=== DATA PROVIDED ===

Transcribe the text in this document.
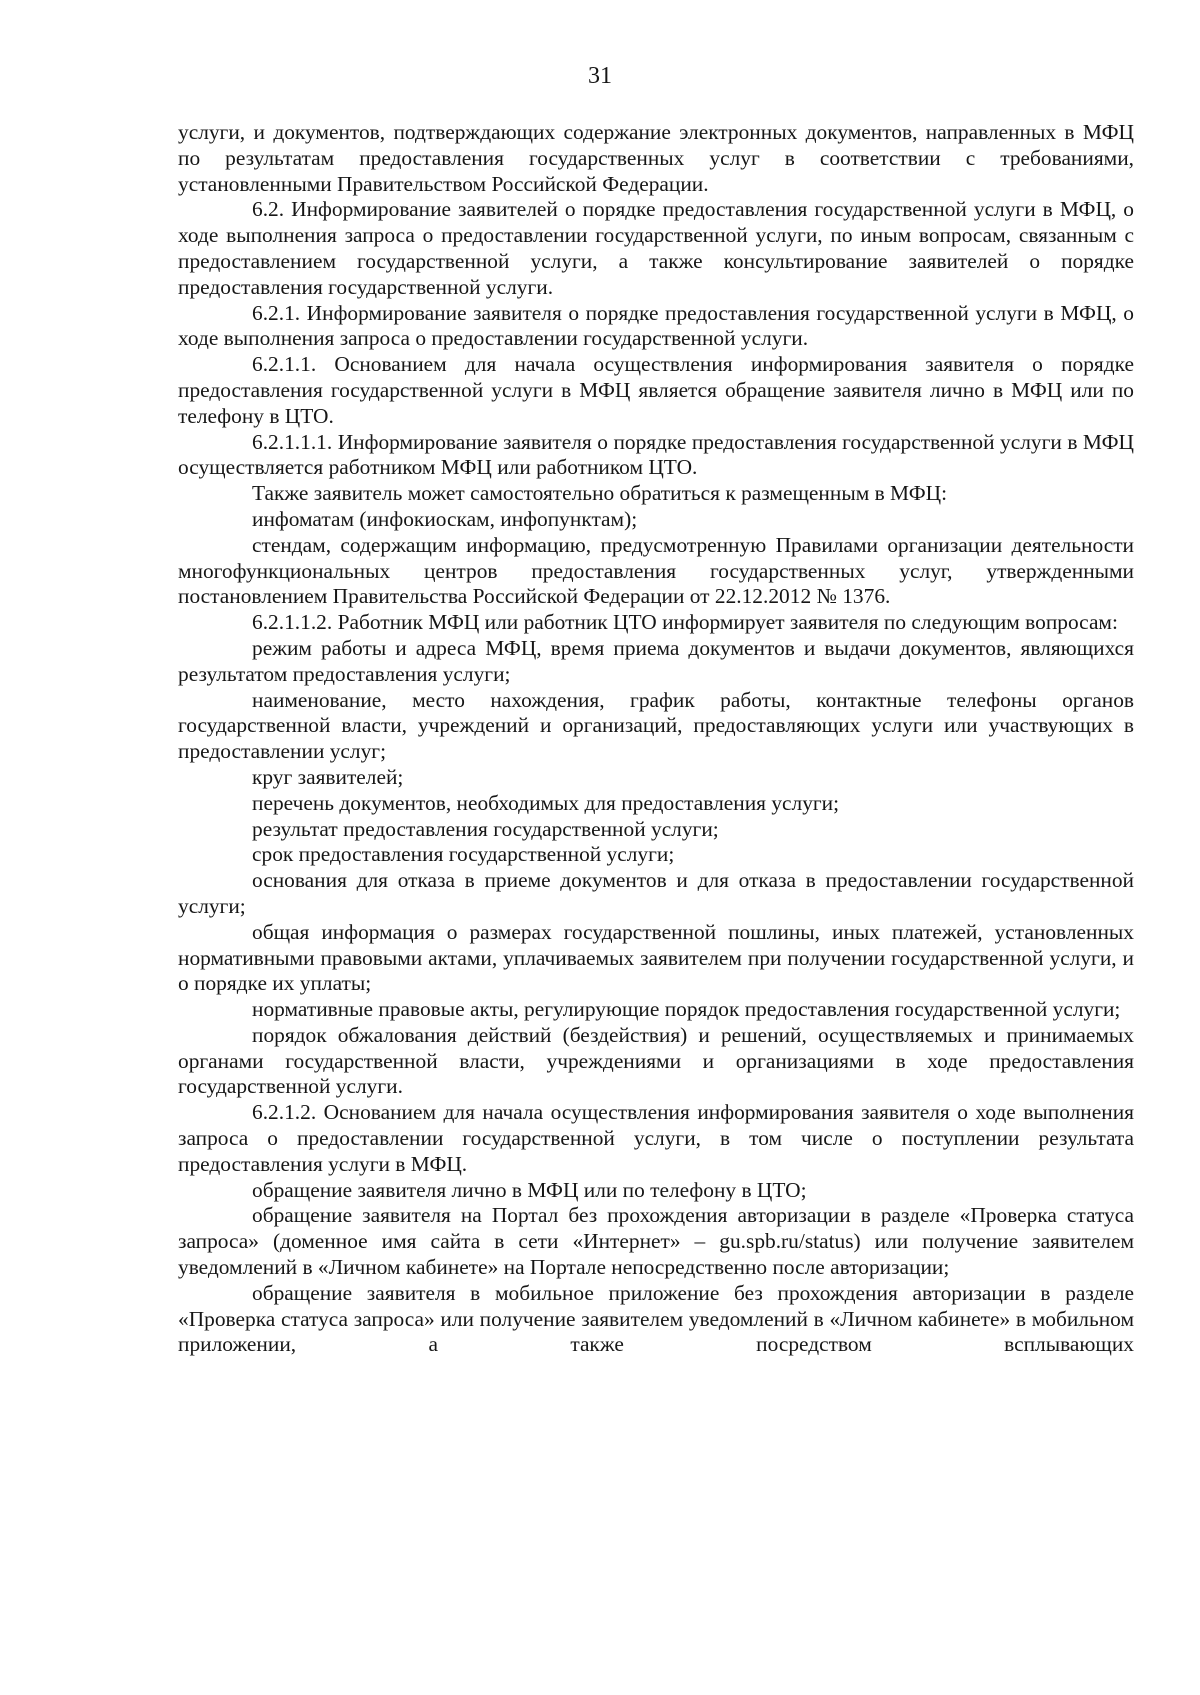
31

услуги, и документов, подтверждающих содержание электронных документов, направленных в МФЦ по результатам предоставления государственных услуг в соответствии с требованиями, установленными Правительством Российской Федерации.

6.2. Информирование заявителей о порядке предоставления государственной услуги в МФЦ, о ходе выполнения запроса о предоставлении государственной услуги, по иным вопросам, связанным с предоставлением государственной услуги, а также консультирование заявителей о порядке предоставления государственной услуги.

6.2.1. Информирование заявителя о порядке предоставления государственной услуги в МФЦ, о ходе выполнения запроса о предоставлении государственной услуги.

6.2.1.1. Основанием для начала осуществления информирования заявителя о порядке предоставления государственной услуги в МФЦ является обращение заявителя лично в МФЦ или по телефону в ЦТО.

6.2.1.1.1. Информирование заявителя о порядке предоставления государственной услуги в МФЦ осуществляется работником МФЦ или работником ЦТО.

Также заявитель может самостоятельно обратиться к размещенным в МФЦ:

инфоматам (инфокиоскам, инфопунктам);

стендам, содержащим информацию, предусмотренную Правилами организации деятельности многофункциональных центров предоставления государственных услуг, утвержденными постановлением Правительства Российской Федерации от 22.12.2012 № 1376.

6.2.1.1.2. Работник МФЦ или работник ЦТО информирует заявителя по следующим вопросам:

режим работы и адреса МФЦ, время приема документов и выдачи документов, являющихся результатом предоставления услуги;

наименование, место нахождения, график работы, контактные телефоны органов государственной власти, учреждений и организаций, предоставляющих услуги или участвующих в предоставлении услуг;

круг заявителей;

перечень документов, необходимых для предоставления услуги;

результат предоставления государственной услуги;

срок предоставления государственной услуги;

основания для отказа в приеме документов и для отказа в предоставлении государственной услуги;

общая информация о размерах государственной пошлины, иных платежей, установленных нормативными правовыми актами, уплачиваемых заявителем при получении государственной услуги, и о порядке их уплаты;

нормативные правовые акты, регулирующие порядок предоставления государственной услуги;

порядок обжалования действий (бездействия) и решений, осуществляемых и принимаемых органами государственной власти, учреждениями и организациями в ходе предоставления государственной услуги.

6.2.1.2. Основанием для начала осуществления информирования заявителя о ходе выполнения запроса о предоставлении государственной услуги, в том числе о поступлении результата предоставления услуги в МФЦ.

обращение заявителя лично в МФЦ или по телефону в ЦТО;

обращение заявителя на Портал без прохождения авторизации в разделе «Проверка статуса запроса» (доменное имя сайта в сети «Интернет» – gu.spb.ru/status) или получение заявителем уведомлений в «Личном кабинете» на Портале непосредственно после авторизации;

обращение заявителя в мобильное приложение без прохождения авторизации в разделе «Проверка статуса запроса» или получение заявителем уведомлений в «Личном кабинете» в мобильном приложении, а также посредством всплывающих
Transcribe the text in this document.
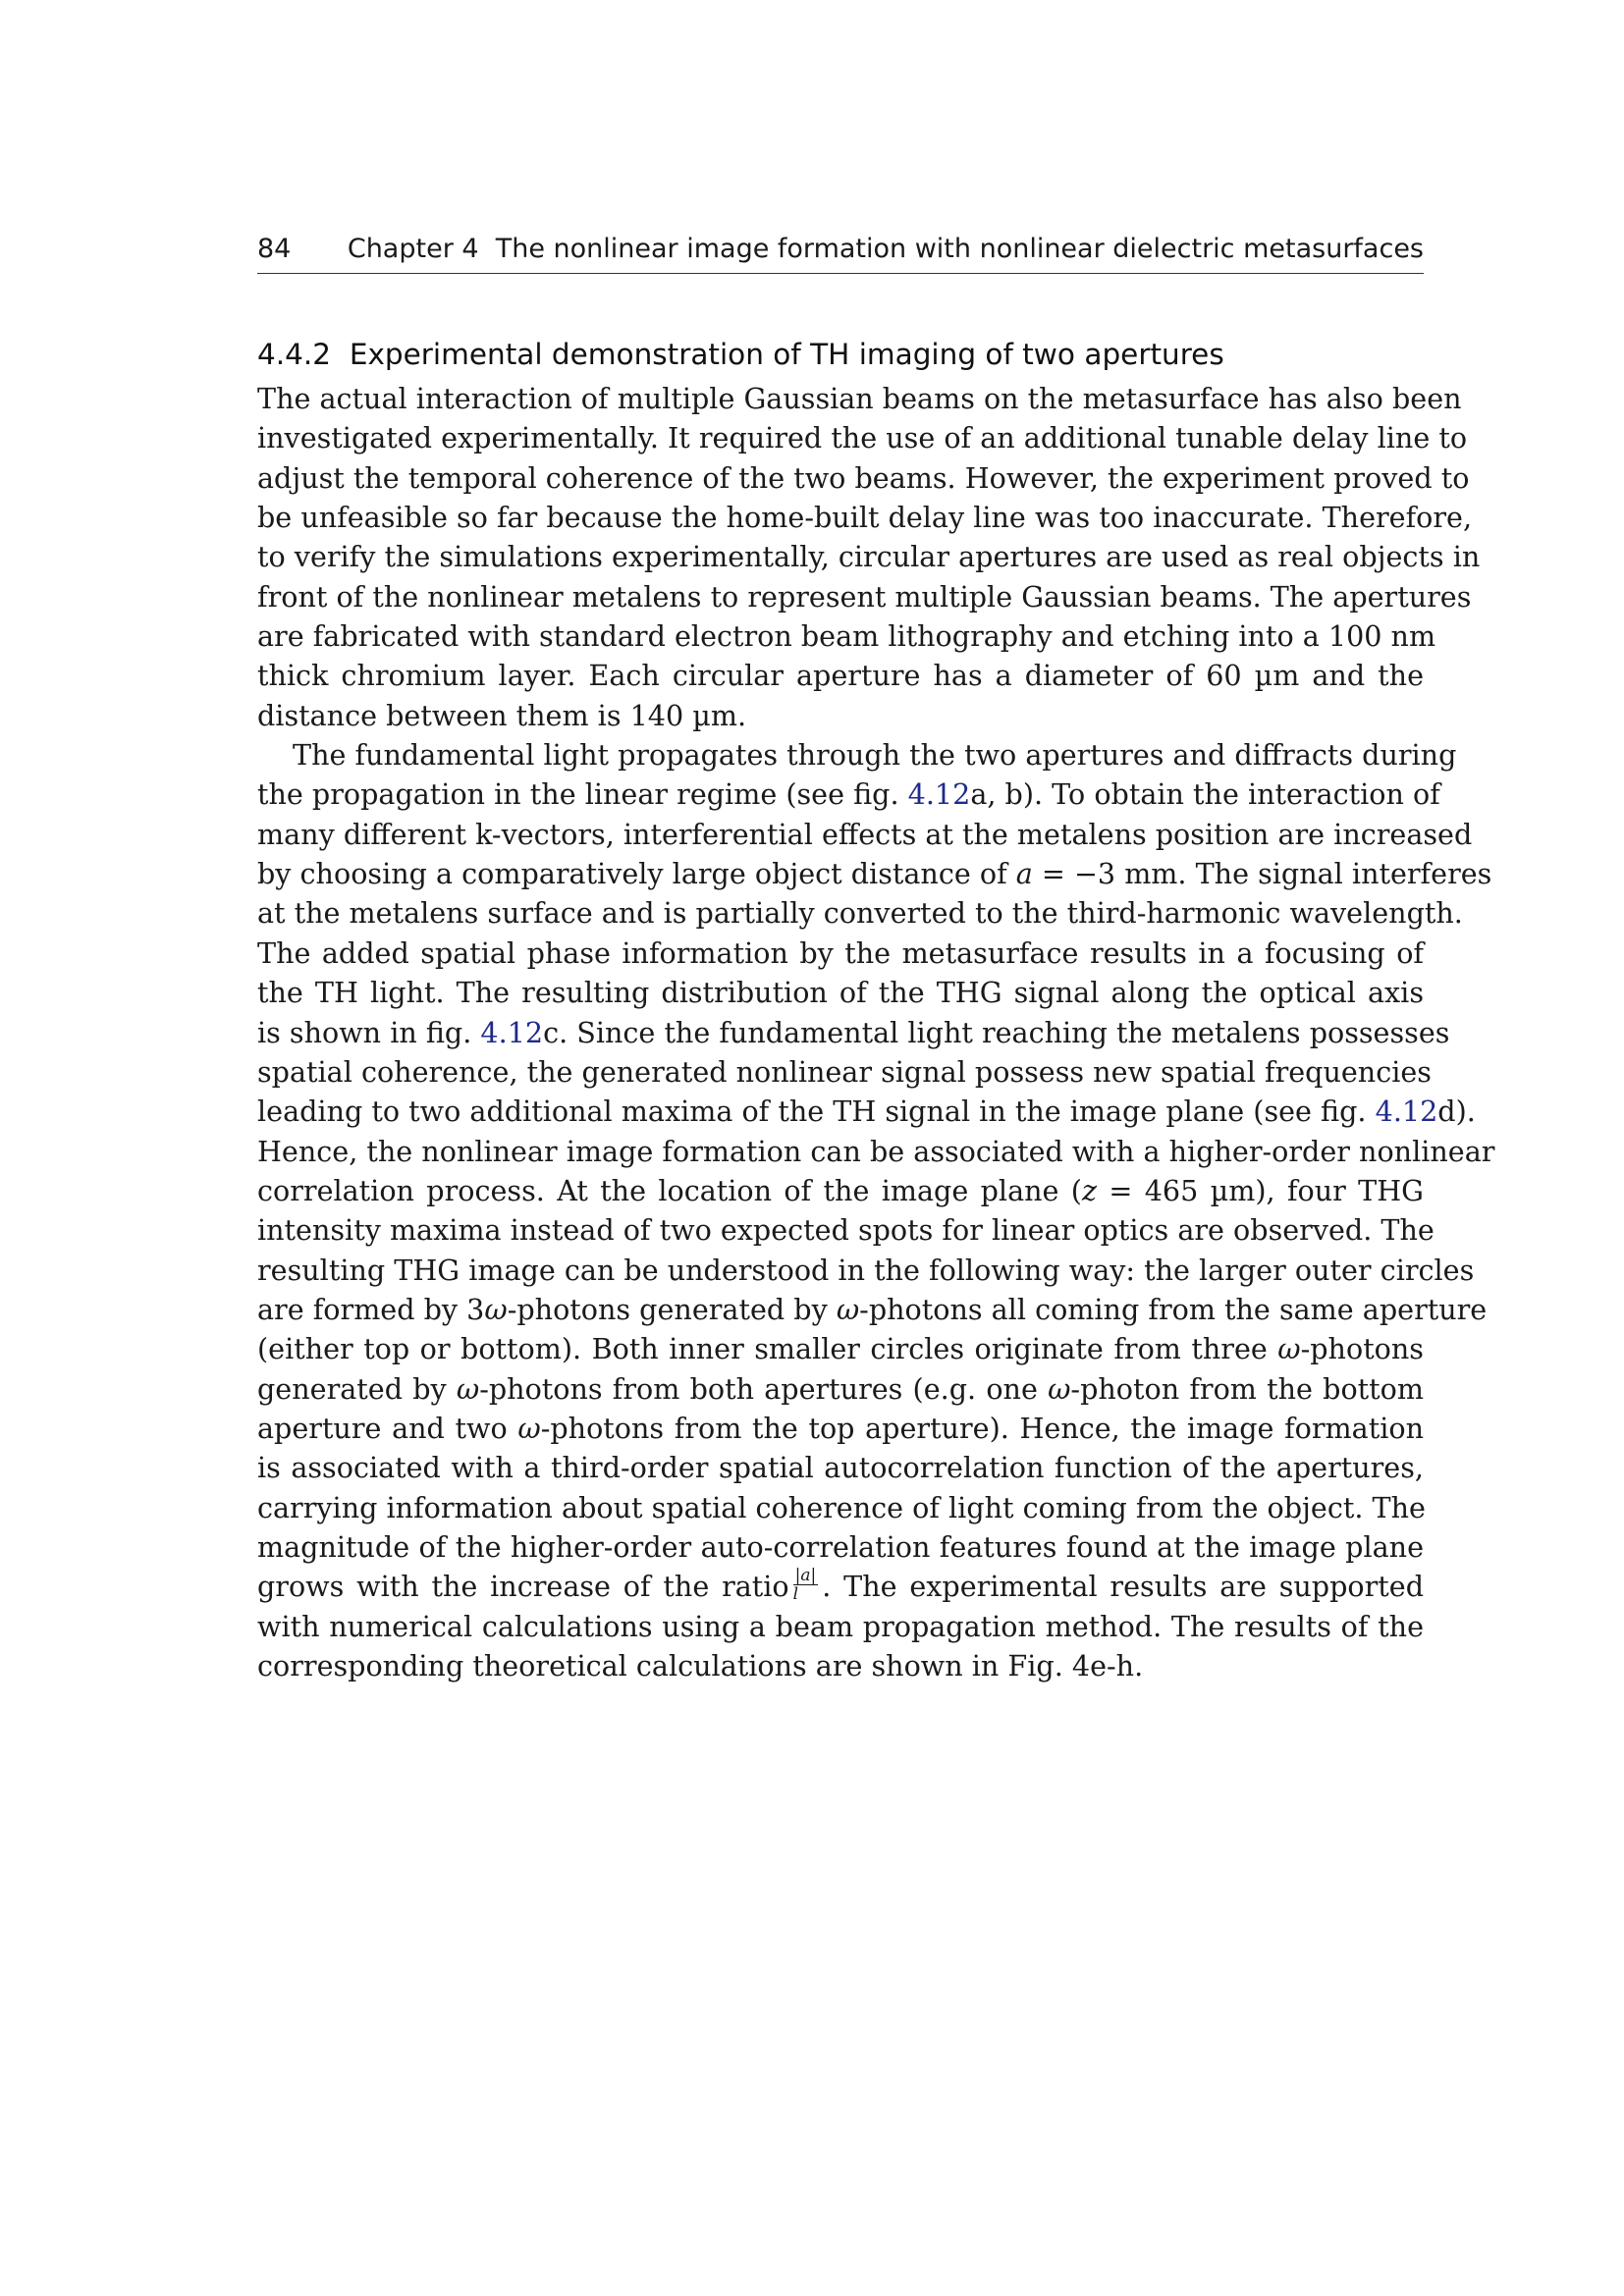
84 Chapter 4 The nonlinear image formation with nonlinear dielectric metasurfaces
4.4.2 Experimental demonstration of TH imaging of two apertures
The actual interaction of multiple Gaussian beams on the metasurface has also been
investigated experimentally. It required the use of an additional tunable delay line to
adjust the temporal coherence of the two beams. However, the experiment proved to
be unfeasible so far because the home-built delay line was too inaccurate. Therefore,
to verify the simulations experimentally, circular apertures are used as real objects in
front of the nonlinear metalens to represent multiple Gaussian beams. The apertures
are fabricated with standard electron beam lithography and etching into a 100 nm
thick chromium layer. Each circular aperture has a diameter of 60 µm and the
distance between them is 140 µm.
The fundamental light propagates through the two apertures and diffracts during
the propagation in the linear regime (see fig. 4.12a, b). To obtain the interaction of
many different k-vectors, interferential effects at the metalens position are increased
by choosing a comparatively large object distance of a = −3 mm. The signal interferes
at the metalens surface and is partially converted to the third-harmonic wavelength.
The added spatial phase information by the metasurface results in a focusing of
the TH light. The resulting distribution of the THG signal along the optical axis
is shown in fig. 4.12c. Since the fundamental light reaching the metalens possesses
spatial coherence, the generated nonlinear signal possess new spatial frequencies
leading to two additional maxima of the TH signal in the image plane (see fig. 4.12d).
Hence, the nonlinear image formation can be associated with a higher-order nonlinear
correlation process. At the location of the image plane (z = 465 µm), four THG
intensity maxima instead of two expected spots for linear optics are observed. The
resulting THG image can be understood in the following way: the larger outer circles
are formed by 3ω-photons generated by ω-photons all coming from the same aperture
(either top or bottom). Both inner smaller circles originate from three ω-photons
generated by ω-photons from both apertures (e.g. one ω-photon from the bottom
aperture and two ω-photons from the top aperture). Hence, the image formation
is associated with a third-order spatial autocorrelation function of the apertures,
carrying information about spatial coherence of light coming from the object. The
magnitude of the higher-order auto-correlation features found at the image plane
grows with the increase of the ratio $\frac{|a|}{l}$ . The experimental results are supported
with numerical calculations using a beam propagation method. The results of the
corresponding theoretical calculations are shown in Fig. 4e-h.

===

Find the lines holding "получение" and list every one.

### [CORRECT OUTPUT]
обращение заявителя на Портал без прохождения авторизации в разделе «Проверка статуса запроса» (доменное имя сайта в сети «Интернет» – gu.spb.ru/status) или получение заявителем уведомлений в «Личном кабинете» на Портале непосредственно после авторизации;
обращение заявителя в мобильное приложение без прохождения авторизации в разделе «Проверка статуса запроса» или получение заявителем уведомлений в «Личном кабинете» в мобильном приложении, а также посредством всплывающих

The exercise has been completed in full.